=== Selected text ===
************

Each Protocol will provide the means for determining the baseline for the project’s activities and the methods for quantifying GHG pollution reductions that would be incremental to such baseline. The incremental reductions of GHG pollution will qualify as Federal Offsets. The Protocols will also contain requirements related to project planning and implementation activities, including monitoring, reporting and risk assessment and management.

BLG will follow each of the Protocols closely as they develop, and our experts will be available to assist clients in making submissions.

In addition to qualifying under a Protocol, each project must meet certain eligibility criteria, which includes:3

  • For a project with a start date prior to the publication date of the applicable Protocol, the registration application must be made within 18 months of the Protocol publication date; and
  • For any registration application made on or before Dec. 31, 2023, the project start date must not be earlier than Jan. 1, 2017;
  • For any registration application made after Dec. 31, 2023, the project start date must not be more than five years before the application is made.
  • For a project with a start date following the publication date of the applicable federal offset protocol, the registration application must be made within 18 months of the project start date.
  • The project must be located in a single province or territory in Canada. The project proponent is an individual who lives in Canada. If the project proponent is not an individual, they must have a business location in Canada.
  • Project activities that generate offset credits cannot be required by law when the registration application is filed, or at the time of credit issuance – these projects must be voluntary.

************

=== What you will do ===
Reproduce the part of the federal offset protocol text above that begins at the words "In addition to" and stops after the words "application is made.".

************

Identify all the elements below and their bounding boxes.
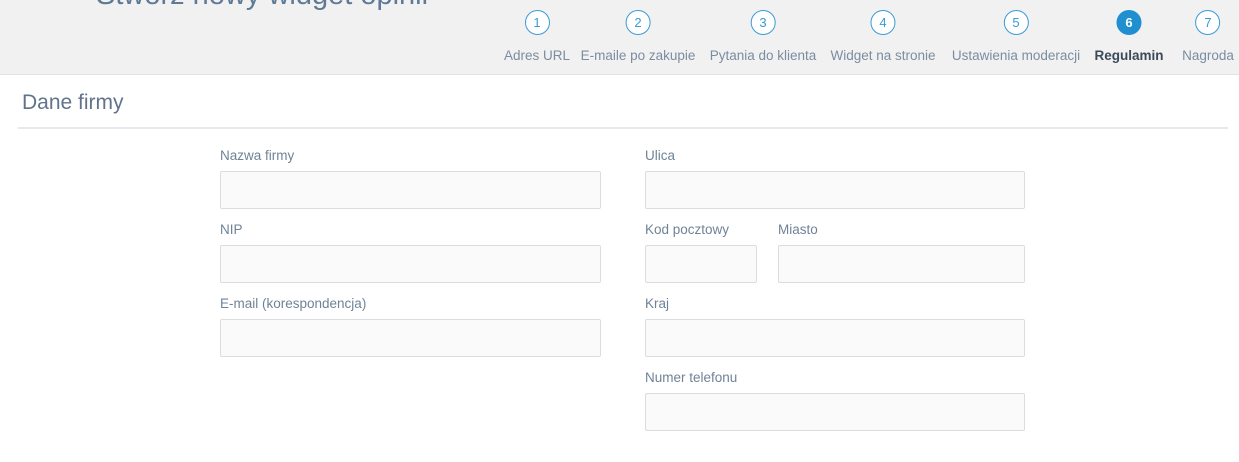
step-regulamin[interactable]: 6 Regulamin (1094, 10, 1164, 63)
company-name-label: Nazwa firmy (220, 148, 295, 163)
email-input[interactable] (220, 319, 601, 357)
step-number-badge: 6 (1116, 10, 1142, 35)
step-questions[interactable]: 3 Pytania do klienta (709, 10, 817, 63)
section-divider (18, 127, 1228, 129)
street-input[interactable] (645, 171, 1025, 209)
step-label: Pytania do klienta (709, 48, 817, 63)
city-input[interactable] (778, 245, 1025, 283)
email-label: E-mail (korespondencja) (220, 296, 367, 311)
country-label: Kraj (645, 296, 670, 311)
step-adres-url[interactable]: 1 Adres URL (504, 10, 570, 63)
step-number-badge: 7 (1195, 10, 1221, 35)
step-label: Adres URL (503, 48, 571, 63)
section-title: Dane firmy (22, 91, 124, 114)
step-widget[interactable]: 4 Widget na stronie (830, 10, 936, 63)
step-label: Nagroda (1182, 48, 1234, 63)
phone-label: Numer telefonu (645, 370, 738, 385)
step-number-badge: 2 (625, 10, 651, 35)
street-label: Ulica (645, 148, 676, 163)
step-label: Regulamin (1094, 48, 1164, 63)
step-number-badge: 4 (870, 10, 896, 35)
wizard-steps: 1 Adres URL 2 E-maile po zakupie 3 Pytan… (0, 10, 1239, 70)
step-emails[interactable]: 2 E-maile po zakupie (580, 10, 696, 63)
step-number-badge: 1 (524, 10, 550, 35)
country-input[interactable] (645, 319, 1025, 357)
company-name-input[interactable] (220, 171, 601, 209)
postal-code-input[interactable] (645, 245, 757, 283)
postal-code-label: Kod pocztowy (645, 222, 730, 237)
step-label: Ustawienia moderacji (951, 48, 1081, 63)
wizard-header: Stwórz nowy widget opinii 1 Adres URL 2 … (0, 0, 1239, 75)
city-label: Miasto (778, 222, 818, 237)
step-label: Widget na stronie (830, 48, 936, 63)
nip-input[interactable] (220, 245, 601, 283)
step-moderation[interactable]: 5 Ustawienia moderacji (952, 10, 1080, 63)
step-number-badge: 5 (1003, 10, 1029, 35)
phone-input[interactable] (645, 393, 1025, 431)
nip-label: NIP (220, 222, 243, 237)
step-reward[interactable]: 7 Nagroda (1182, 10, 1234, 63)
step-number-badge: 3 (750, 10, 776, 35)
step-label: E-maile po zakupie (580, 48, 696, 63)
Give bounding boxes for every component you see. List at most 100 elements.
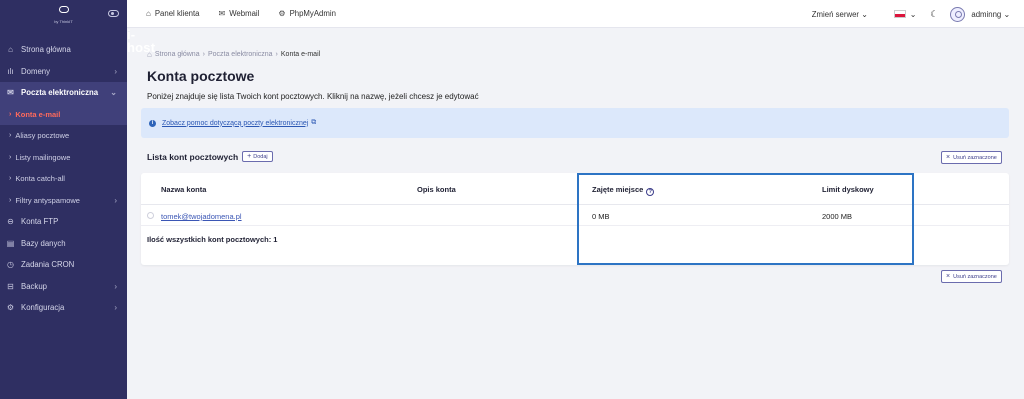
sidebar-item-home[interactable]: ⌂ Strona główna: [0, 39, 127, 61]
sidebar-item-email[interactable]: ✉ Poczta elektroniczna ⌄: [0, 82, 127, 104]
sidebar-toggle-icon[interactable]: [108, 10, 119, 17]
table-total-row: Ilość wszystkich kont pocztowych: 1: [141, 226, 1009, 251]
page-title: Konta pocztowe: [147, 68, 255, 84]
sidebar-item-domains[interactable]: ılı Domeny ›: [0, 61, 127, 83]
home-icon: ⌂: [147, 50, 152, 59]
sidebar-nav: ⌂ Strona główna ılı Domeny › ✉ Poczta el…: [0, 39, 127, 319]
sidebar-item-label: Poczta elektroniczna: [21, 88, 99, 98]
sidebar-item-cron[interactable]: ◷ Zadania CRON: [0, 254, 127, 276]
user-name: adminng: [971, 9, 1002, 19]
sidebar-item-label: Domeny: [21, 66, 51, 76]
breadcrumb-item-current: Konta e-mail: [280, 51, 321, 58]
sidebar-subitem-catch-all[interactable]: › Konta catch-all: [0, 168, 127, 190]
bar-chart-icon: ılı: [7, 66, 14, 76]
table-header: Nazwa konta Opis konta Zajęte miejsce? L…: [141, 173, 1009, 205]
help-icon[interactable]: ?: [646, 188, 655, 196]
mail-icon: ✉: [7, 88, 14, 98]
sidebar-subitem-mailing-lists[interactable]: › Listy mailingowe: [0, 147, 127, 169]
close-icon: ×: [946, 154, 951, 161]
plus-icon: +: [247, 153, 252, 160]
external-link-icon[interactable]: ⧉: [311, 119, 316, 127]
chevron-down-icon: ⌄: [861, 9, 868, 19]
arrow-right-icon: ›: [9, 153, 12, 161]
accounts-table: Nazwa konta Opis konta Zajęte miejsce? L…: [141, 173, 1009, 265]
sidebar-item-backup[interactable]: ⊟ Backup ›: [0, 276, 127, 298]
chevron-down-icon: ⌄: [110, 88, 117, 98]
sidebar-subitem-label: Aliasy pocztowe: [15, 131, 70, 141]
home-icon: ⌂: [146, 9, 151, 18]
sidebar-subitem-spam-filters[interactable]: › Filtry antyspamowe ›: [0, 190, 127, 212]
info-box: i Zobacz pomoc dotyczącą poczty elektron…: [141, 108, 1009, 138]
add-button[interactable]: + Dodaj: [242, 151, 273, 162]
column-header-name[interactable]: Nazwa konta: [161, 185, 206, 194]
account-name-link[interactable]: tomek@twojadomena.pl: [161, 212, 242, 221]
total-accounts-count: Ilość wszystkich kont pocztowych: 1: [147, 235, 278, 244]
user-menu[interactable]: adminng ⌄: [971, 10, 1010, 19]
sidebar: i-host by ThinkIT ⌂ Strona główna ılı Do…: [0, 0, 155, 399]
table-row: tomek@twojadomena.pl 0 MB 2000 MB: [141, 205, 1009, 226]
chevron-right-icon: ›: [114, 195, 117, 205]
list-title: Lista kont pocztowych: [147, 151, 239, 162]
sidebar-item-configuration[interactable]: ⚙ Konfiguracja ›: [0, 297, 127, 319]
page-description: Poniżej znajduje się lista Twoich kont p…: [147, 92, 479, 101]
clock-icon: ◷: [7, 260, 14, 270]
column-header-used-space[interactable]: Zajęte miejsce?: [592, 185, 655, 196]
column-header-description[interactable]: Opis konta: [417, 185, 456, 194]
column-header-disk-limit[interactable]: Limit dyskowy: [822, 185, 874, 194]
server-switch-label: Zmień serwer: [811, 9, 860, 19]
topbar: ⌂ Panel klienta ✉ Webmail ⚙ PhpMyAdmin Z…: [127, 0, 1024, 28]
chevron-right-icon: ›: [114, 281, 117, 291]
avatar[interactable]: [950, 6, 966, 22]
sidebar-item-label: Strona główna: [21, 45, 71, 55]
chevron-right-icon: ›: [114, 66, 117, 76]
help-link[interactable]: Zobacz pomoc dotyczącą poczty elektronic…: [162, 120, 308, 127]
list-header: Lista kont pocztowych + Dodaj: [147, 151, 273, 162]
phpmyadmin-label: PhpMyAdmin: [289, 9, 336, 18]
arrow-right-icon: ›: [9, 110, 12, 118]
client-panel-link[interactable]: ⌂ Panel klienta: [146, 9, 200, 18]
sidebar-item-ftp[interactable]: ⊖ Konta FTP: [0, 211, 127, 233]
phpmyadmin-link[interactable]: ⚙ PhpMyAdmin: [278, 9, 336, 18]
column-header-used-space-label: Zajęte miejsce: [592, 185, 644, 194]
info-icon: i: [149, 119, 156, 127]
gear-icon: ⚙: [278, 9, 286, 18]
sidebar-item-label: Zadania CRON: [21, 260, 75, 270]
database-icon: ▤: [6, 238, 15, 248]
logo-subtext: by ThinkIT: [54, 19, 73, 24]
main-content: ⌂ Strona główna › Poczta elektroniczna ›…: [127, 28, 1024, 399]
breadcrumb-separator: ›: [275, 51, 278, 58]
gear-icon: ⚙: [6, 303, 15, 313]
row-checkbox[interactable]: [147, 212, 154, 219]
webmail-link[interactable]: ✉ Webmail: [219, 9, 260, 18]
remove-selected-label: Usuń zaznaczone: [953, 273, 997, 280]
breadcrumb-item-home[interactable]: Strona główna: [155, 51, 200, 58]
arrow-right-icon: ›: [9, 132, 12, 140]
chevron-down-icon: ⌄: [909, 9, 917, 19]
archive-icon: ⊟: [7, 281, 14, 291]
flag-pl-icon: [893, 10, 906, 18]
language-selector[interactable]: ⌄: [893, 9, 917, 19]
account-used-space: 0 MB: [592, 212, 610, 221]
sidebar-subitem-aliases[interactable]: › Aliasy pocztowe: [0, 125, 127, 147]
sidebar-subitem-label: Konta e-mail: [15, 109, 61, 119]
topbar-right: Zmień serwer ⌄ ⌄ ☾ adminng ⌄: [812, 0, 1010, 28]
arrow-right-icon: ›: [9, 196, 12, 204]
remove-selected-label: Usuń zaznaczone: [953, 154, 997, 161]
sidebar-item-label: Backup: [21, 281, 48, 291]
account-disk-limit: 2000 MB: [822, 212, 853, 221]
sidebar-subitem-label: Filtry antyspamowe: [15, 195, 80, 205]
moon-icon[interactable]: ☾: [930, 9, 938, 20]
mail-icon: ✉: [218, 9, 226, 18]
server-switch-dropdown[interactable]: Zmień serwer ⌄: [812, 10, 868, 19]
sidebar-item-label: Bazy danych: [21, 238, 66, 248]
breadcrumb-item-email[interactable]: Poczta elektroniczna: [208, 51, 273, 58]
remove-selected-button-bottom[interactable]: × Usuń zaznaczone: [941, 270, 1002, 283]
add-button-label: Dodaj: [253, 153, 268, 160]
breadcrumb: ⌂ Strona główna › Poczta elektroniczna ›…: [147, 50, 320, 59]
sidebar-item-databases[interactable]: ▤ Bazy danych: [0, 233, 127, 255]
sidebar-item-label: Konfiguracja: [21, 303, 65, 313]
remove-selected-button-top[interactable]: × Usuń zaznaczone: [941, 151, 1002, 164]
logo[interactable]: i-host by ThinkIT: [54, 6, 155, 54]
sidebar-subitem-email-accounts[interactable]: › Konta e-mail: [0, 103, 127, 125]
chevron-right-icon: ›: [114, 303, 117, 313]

************

=== Exercise output ===
In addition to qualifying under a Protocol, each project must meet certain eligibility criteria, which includes:3

  • For a project with a start date prior to the publication date of the applicable Protocol, the registration application must be made within 18 months of the Protocol publication date; and
  • For any registration application made on or before Dec. 31, 2023, the project start date must not be earlier than Jan. 1, 2017;
  • For any registration application made after Dec. 31, 2023, the project start date must not be more than five years before the application is made.